>> Begin Material

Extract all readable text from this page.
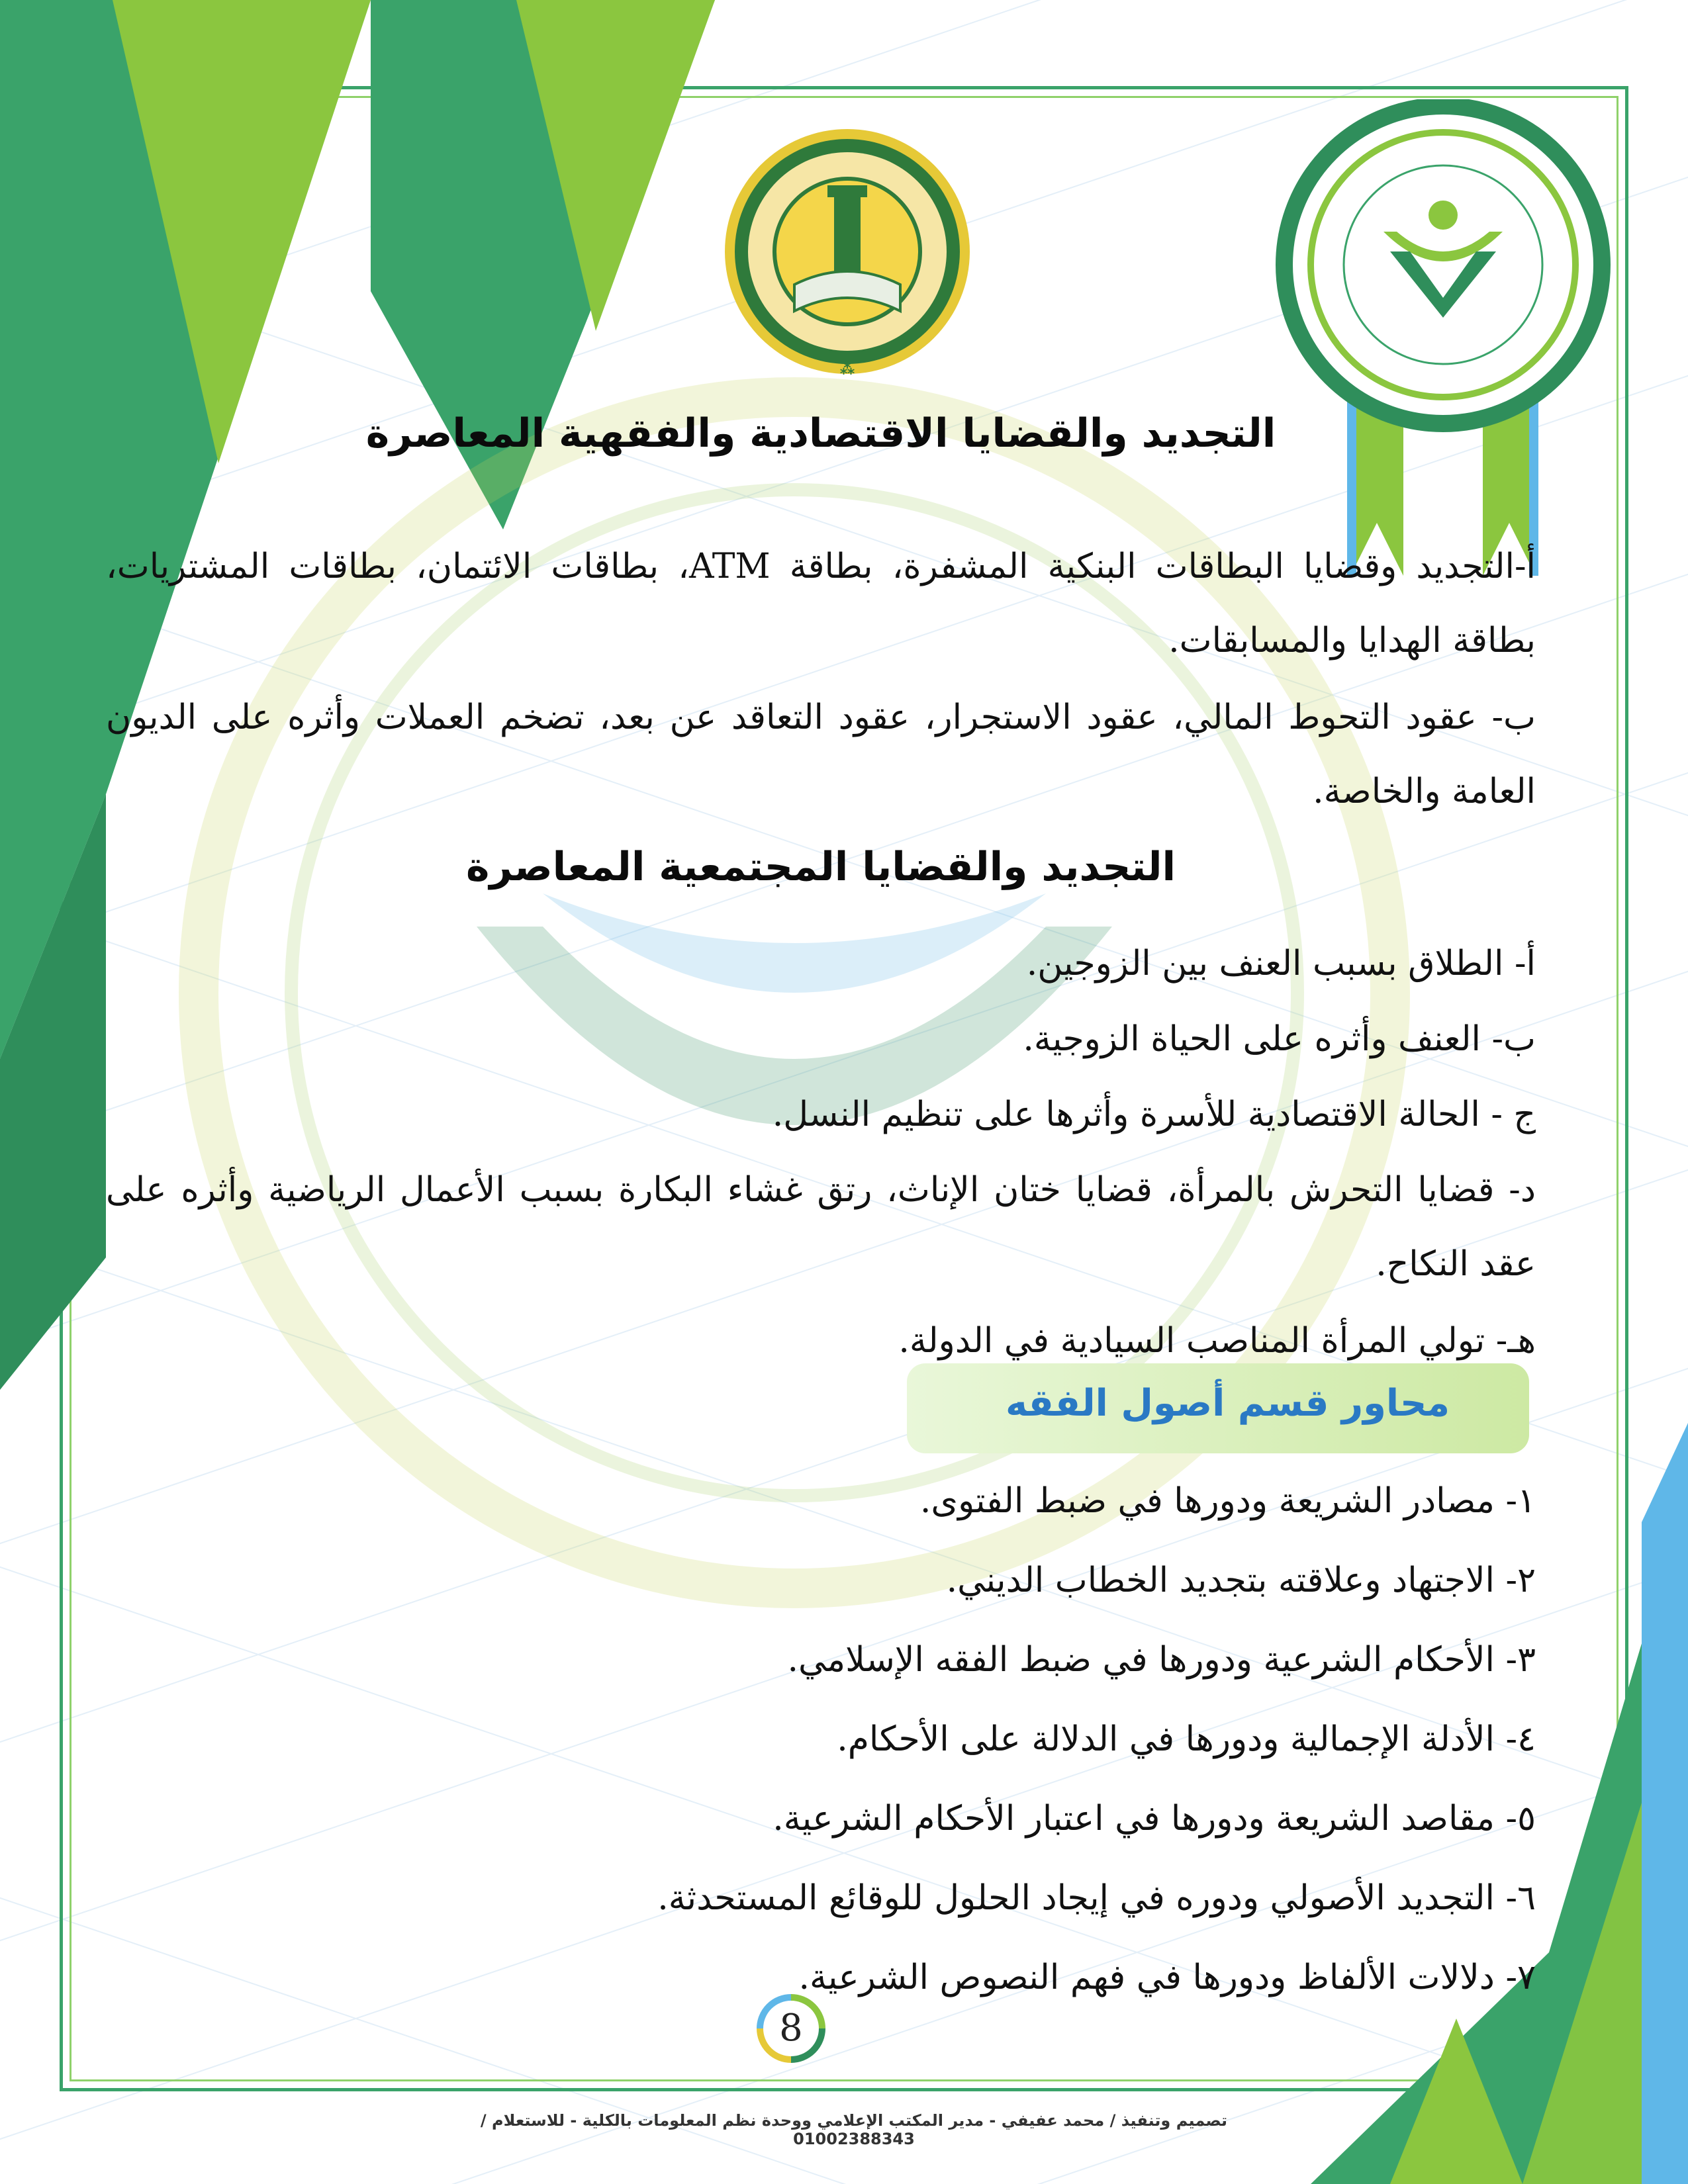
⁂
التجديد والقضايا الاقتصادية والفقهية المعاصرة
أ-التجديد وقضايا البطاقات البنكية المشفرة، بطاقة ATM، بطاقات الائتمان، بطاقات المشتريات، بطاقة الهدايا والمسابقات.
ب- عقود التحوط المالي، عقود الاستجرار، عقود التعاقد عن بعد، تضخم العملات وأثره على الديون العامة والخاصة.
التجديد والقضايا المجتمعية المعاصرة
أ- الطلاق بسبب العنف بين الزوجين.
ب- العنف وأثره على الحياة الزوجية.
ج - الحالة الاقتصادية للأسرة وأثرها على تنظيم النسل.
د- قضايا التحرش بالمرأة، قضايا ختان الإناث، رتق غشاء البكارة بسبب الأعمال الرياضية وأثره على عقد النكاح.
هـ- تولي المرأة المناصب السيادية في الدولة.
١- مصادر الشريعة ودورها في ضبط الفتوى.
٢- الاجتهاد وعلاقته بتجديد الخطاب الديني.
٣- الأحكام الشرعية ودورها في ضبط الفقه الإسلامي.
٤- الأدلة الإجمالية ودورها في الدلالة على الأحكام.
٥- مقاصد الشريعة ودورها في اعتبار الأحكام الشرعية.
٦- التجديد الأصولي ودوره في إيجاد الحلول للوقائع المستحدثة.
٧- دلالات الألفاظ ودورها في فهم النصوص الشرعية.
محاور قسم أصول الفقه
8
تصميم وتنفيذ / محمد عفيفي - مدير المكتب الإعلامي ووحدة نظم المعلومات بالكلية - للاستعلام / 01002388343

>> End Material

#### Set exercise
Scan the data for the word "ودورها" and copy every line where it shows up.

#### Task result
١- مصادر الشريعة ودورها في ضبط الفتوى.
٣- الأحكام الشرعية ودورها في ضبط الفقه الإسلامي.
٤- الأدلة الإجمالية ودورها في الدلالة على الأحكام.
٥- مقاصد الشريعة ودورها في اعتبار الأحكام الشرعية.
٧- دلالات الألفاظ ودورها في فهم النصوص الشرعية.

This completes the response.